REQUEST | Set the listing down again exactly, please, apart from its pictures.
Start of RECORDS PROVIDED
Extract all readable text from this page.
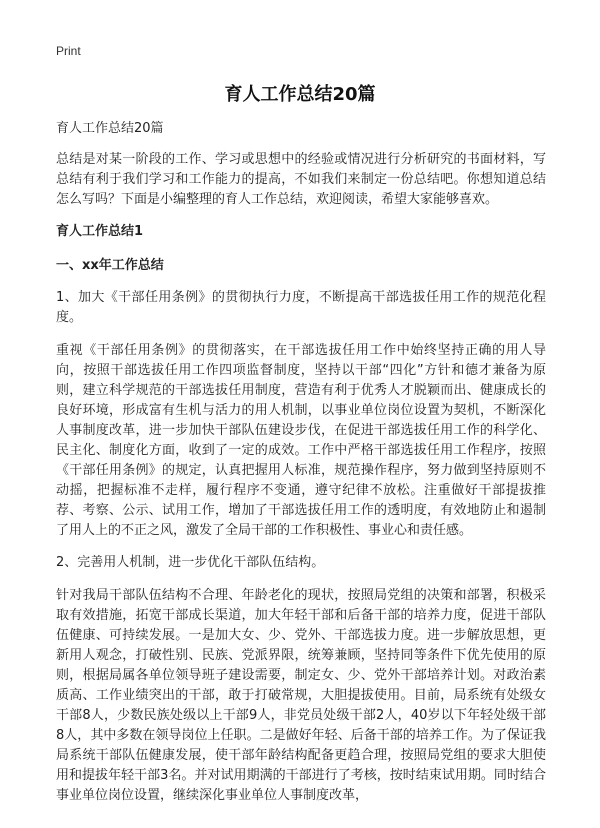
Print
育人工作总结20篇

育人工作总结20篇

总结是对某一阶段的工作、学习或思想中的经验或情况进行分析研究的书面材料，写总结有利于我们学习和工作能力的提高，不如我们来制定一份总结吧。你想知道总结怎么写吗？下面是小编整理的育人工作总结，欢迎阅读，希望大家能够喜欢。

育人工作总结1

一、xx年工作总结

1、加大《干部任用条例》的贯彻执行力度，不断提高干部选拔任用工作的规范化程度。

重视《干部任用条例》的贯彻落实，在干部选拔任用工作中始终坚持正确的用人导向，按照干部选拔任用工作四项监督制度，坚持以干部“四化”方针和德才兼备为原则，建立科学规范的干部选拔任用制度，营造有利于优秀人才脱颖而出、健康成长的良好环境，形成富有生机与活力的用人机制，以事业单位岗位设置为契机，不断深化人事制度改革，进一步加快干部队伍建设步伐，在促进干部选拔任用工作的科学化、民主化、制度化方面，收到了一定的成效。工作中严格干部选拔任用工作程序，按照《干部任用条例》的规定，认真把握用人标准，规范操作程序，努力做到坚持原则不动摇，把握标准不走样，履行程序不变通，遵守纪律不放松。注重做好干部提拔推荐、考察、公示、试用工作，增加了干部选拔任用工作的透明度，有效地防止和遏制了用人上的不正之风，激发了全局干部的工作积极性、事业心和责任感。

2、完善用人机制，进一步优化干部队伍结构。

针对我局干部队伍结构不合理、年龄老化的现状，按照局党组的决策和部署，积极采取有效措施，拓宽干部成长渠道，加大年轻干部和后备干部的培养力度，促进干部队伍健康、可持续发展。一是加大女、少、党外、干部选拔力度。进一步解放思想，更新用人观念，打破性别、民族、党派界限，统筹兼顾，坚持同等条件下优先使用的原则，根据局属各单位领导班子建设需要，制定女、少、党外干部培养计划。对政治素质高、工作业绩突出的干部，敢于打破常规，大胆提拔使用。目前，局系统有处级女干部8人，少数民族处级以上干部9人，非党员处级干部2人，40岁以下年轻处级干部8人，其中多数在领导岗位上任职。二是做好年轻、后备干部的培养工作。为了保证我局系统干部队伍健康发展，使干部年龄结构配备更趋合理，按照局党组的要求大胆使用和提拔年轻干部3名。并对试用期满的干部进行了考核，按时结束试用期。同时结合事业单位岗位设置，继续深化事业单位人事制度改革，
End of RECORDS PROVIDED
EXERCISE SOLUTION |
Extract all readable text from this page.
Print
育人工作总结20篇

育人工作总结20篇

总结是对某一阶段的工作、学习或思想中的经验或情况进行分析研究的书面材料，写总结有利于我们学习和工作能力的提高，不如我们来制定一份总结吧。你想知道总结怎么写吗？下面是小编整理的育人工作总结，欢迎阅读，希望大家能够喜欢。

育人工作总结1

一、xx年工作总结

1、加大《干部任用条例》的贯彻执行力度，不断提高干部选拔任用工作的规范化程度。

重视《干部任用条例》的贯彻落实，在干部选拔任用工作中始终坚持正确的用人导向，按照干部选拔任用工作四项监督制度，坚持以干部“四化”方针和德才兼备为原则，建立科学规范的干部选拔任用制度，营造有利于优秀人才脱颖而出、健康成长的良好环境，形成富有生机与活力的用人机制，以事业单位岗位设置为契机，不断深化人事制度改革，进一步加快干部队伍建设步伐，在促进干部选拔任用工作的科学化、民主化、制度化方面，收到了一定的成效。工作中严格干部选拔任用工作程序，按照《干部任用条例》的规定，认真把握用人标准，规范操作程序，努力做到坚持原则不动摇，把握标准不走样，履行程序不变通，遵守纪律不放松。注重做好干部提拔推荐、考察、公示、试用工作，增加了干部选拔任用工作的透明度，有效地防止和遏制了用人上的不正之风，激发了全局干部的工作积极性、事业心和责任感。

2、完善用人机制，进一步优化干部队伍结构。

针对我局干部队伍结构不合理、年龄老化的现状，按照局党组的决策和部署，积极采取有效措施，拓宽干部成长渠道，加大年轻干部和后备干部的培养力度，促进干部队伍健康、可持续发展。一是加大女、少、党外、干部选拔力度。进一步解放思想，更新用人观念，打破性别、民族、党派界限，统筹兼顾，坚持同等条件下优先使用的原则，根据局属各单位领导班子建设需要，制定女、少、党外干部培养计划。对政治素质高、工作业绩突出的干部，敢于打破常规，大胆提拔使用。目前，局系统有处级女干部8人，少数民族处级以上干部9人，非党员处级干部2人，40岁以下年轻处级干部8人，其中多数在领导岗位上任职。二是做好年轻、后备干部的培养工作。为了保证我局系统干部队伍健康发展，使干部年龄结构配备更趋合理，按照局党组的要求大胆使用和提拔年轻干部3名。并对试用期满的干部进行了考核，按时结束试用期。同时结合事业单位岗位设置，继续深化事业单位人事制度改革，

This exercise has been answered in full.